• What to work on: Every line with the string "many" should be gathered.

Data records

^^^^^^^^^^^^^^^^

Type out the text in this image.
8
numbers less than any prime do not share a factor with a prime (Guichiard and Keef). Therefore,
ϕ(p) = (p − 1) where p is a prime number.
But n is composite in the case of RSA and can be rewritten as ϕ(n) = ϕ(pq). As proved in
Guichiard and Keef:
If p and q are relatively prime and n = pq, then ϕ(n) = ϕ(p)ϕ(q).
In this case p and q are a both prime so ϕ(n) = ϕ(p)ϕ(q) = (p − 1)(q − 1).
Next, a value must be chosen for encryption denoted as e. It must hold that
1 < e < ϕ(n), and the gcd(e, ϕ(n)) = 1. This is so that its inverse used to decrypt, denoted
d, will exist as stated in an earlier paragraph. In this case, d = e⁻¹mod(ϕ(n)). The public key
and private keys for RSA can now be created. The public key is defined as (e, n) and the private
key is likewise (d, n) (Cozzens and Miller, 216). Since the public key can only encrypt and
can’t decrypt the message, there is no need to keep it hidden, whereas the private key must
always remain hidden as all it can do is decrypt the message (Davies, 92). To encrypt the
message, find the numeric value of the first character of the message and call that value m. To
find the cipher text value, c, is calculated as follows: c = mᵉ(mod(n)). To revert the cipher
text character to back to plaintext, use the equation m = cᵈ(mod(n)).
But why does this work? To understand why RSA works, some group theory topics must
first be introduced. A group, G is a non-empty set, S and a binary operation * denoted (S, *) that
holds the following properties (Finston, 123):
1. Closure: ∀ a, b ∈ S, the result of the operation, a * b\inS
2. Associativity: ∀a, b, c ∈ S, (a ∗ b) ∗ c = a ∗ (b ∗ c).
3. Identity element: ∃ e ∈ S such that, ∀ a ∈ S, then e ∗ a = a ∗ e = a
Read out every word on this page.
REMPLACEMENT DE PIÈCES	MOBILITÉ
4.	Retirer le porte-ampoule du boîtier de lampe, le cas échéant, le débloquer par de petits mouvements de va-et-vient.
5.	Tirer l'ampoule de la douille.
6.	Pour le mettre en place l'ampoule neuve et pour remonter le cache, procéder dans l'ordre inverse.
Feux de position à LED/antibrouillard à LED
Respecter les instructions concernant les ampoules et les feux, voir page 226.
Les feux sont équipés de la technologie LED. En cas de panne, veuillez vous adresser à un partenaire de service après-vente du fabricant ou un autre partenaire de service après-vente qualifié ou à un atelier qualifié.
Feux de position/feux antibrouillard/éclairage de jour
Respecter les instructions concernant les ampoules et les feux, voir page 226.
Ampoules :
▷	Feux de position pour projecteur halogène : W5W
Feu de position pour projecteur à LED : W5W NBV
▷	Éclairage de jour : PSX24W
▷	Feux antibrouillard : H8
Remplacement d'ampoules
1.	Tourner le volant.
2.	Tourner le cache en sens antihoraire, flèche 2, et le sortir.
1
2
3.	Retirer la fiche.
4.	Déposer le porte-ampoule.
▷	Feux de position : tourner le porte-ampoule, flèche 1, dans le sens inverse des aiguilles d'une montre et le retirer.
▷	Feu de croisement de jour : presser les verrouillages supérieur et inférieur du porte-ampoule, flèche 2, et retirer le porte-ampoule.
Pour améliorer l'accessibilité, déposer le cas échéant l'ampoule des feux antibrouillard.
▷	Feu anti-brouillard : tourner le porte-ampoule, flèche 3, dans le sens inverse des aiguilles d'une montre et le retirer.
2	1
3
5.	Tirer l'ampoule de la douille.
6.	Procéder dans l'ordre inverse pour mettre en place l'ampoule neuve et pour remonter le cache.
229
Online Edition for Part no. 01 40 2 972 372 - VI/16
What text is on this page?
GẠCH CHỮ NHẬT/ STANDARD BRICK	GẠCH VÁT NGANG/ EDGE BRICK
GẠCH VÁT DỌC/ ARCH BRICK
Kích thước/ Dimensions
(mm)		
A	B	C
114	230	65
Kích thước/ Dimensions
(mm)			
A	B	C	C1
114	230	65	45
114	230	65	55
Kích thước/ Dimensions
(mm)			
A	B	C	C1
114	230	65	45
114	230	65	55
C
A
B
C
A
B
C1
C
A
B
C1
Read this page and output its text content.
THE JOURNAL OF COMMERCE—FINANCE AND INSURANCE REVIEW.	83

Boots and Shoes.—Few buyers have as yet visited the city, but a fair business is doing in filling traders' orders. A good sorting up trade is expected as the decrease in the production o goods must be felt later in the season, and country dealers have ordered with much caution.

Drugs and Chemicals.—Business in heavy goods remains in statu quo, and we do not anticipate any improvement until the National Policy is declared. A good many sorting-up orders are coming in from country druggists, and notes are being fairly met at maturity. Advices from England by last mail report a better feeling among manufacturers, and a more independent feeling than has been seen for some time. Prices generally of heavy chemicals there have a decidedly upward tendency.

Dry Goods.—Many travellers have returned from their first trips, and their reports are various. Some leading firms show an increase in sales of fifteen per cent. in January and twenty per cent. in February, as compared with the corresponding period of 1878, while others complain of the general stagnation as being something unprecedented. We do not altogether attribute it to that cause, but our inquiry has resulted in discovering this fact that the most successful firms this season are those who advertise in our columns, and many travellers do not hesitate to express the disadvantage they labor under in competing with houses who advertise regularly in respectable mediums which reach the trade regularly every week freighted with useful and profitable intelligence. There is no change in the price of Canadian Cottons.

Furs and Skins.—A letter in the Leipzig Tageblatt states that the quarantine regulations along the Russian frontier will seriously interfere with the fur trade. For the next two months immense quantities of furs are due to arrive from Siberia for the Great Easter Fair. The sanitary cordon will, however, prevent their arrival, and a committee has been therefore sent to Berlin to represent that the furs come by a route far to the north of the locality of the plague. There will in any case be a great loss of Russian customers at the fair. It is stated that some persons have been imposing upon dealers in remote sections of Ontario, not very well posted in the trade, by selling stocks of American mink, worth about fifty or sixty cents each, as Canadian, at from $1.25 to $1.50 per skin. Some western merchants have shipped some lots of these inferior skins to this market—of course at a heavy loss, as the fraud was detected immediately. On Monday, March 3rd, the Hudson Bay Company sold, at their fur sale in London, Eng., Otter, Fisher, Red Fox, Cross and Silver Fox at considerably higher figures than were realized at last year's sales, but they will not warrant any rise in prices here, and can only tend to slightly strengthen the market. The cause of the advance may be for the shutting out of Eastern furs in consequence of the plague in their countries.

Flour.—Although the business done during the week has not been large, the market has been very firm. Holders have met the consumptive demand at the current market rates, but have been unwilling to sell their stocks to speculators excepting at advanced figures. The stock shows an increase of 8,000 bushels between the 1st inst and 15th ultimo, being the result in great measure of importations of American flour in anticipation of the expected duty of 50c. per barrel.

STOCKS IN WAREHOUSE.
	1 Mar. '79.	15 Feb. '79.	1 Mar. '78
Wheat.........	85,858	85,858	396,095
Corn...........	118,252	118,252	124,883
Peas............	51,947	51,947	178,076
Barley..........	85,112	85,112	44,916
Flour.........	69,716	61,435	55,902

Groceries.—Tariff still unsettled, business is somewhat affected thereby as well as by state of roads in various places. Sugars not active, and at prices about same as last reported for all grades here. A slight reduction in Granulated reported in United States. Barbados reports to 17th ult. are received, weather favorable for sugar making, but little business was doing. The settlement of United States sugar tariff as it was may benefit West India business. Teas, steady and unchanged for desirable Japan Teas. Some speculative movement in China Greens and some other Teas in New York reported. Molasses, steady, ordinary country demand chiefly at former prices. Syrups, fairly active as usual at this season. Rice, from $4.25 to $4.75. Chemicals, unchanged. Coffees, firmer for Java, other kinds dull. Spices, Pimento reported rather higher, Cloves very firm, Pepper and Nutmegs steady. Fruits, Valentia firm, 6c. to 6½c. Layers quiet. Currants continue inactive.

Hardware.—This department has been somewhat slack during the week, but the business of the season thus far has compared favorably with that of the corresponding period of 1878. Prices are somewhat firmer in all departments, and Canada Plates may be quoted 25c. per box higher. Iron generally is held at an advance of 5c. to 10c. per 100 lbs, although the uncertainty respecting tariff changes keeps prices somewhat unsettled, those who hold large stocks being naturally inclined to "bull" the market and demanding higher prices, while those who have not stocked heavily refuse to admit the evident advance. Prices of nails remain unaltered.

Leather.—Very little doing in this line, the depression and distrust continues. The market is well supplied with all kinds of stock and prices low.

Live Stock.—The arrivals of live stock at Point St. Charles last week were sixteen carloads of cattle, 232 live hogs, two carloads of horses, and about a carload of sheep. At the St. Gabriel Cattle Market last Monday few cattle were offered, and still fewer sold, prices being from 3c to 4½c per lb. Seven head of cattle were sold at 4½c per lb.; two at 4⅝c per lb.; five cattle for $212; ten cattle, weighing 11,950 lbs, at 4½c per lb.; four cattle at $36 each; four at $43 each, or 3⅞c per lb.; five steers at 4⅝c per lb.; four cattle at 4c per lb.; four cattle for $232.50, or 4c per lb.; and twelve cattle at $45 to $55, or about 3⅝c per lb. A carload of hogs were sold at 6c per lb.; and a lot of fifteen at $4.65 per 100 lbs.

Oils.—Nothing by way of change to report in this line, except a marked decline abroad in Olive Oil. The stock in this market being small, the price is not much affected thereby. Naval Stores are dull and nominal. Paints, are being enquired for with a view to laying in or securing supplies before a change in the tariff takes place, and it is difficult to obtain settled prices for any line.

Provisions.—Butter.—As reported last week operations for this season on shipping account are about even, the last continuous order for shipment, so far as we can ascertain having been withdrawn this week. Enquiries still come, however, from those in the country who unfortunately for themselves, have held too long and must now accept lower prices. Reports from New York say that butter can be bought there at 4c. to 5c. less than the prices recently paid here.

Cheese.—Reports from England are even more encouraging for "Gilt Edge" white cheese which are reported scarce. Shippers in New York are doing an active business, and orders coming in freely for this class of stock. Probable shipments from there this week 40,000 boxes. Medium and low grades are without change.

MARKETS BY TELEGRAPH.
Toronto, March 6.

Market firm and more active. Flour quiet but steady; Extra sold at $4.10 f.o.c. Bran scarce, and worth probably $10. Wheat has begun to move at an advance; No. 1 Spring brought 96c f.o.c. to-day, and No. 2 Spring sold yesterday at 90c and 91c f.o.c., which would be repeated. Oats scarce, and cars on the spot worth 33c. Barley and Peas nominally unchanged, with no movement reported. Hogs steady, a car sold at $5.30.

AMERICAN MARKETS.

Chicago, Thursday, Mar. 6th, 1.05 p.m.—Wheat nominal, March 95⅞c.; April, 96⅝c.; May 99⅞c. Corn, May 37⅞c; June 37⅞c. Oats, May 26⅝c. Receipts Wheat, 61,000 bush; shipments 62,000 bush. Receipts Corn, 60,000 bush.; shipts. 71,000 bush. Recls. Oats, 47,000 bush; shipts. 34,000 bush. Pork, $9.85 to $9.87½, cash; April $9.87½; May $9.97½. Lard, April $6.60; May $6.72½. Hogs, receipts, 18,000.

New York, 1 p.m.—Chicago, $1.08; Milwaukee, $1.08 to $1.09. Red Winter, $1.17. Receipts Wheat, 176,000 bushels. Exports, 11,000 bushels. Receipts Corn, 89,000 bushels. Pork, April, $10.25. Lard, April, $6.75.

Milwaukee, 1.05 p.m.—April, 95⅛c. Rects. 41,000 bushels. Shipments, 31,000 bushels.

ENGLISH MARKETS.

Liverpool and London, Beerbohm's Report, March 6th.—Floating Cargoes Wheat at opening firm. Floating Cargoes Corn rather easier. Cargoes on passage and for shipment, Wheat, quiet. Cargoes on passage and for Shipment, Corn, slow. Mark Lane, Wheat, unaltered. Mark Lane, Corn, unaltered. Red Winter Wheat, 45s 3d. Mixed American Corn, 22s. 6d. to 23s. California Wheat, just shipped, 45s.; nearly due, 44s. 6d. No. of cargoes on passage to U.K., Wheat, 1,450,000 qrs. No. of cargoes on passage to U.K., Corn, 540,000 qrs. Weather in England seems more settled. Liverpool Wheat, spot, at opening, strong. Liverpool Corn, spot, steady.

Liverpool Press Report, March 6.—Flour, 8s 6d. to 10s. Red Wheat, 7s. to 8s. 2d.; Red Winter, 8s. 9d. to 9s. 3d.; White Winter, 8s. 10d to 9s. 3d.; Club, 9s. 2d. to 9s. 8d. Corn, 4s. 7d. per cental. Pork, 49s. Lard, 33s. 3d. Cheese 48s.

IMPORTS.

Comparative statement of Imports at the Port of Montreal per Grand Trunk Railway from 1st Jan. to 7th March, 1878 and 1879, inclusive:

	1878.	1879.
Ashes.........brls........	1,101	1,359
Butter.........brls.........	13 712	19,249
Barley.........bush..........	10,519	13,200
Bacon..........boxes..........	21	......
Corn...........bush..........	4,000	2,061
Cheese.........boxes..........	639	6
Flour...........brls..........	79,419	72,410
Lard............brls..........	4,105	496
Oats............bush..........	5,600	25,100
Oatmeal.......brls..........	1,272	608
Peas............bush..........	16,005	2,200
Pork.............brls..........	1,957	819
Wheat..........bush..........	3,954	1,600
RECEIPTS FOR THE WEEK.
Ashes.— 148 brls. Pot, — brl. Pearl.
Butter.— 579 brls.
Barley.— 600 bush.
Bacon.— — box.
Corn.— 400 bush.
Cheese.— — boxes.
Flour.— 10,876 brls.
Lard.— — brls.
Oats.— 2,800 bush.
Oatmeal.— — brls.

^^^^^^^^^^^^^^^^

• Correct response:
Drugs and Chemicals.—Business in heavy goods remains in statu quo, and we do not anticipate any improvement until the National Policy is declared. A good many sorting-up orders are coming in from country druggists, and notes are being fairly met at maturity. Advices from England by last mail report a better feeling among manufacturers, and a more independent feeling than has been seen for some time. Prices generally of heavy chemicals there have a decidedly upward tendency.
Dry Goods.—Many travellers have returned from their first trips, and their reports are various. Some leading firms show an increase in sales of fifteen per cent. in January and twenty per cent. in February, as compared with the corresponding period of 1878, while others complain of the general stagnation as being something unprecedented. We do not altogether attribute it to that cause, but our inquiry has resulted in discovering this fact that the most successful firms this season are those who advertise in our columns, and many travellers do not hesitate to express the disadvantage they labor under in competing with houses who advertise regularly in respectable mediums which reach the trade regularly every week freighted with useful and profitable intelligence. There is no change in the price of Canadian Cottons.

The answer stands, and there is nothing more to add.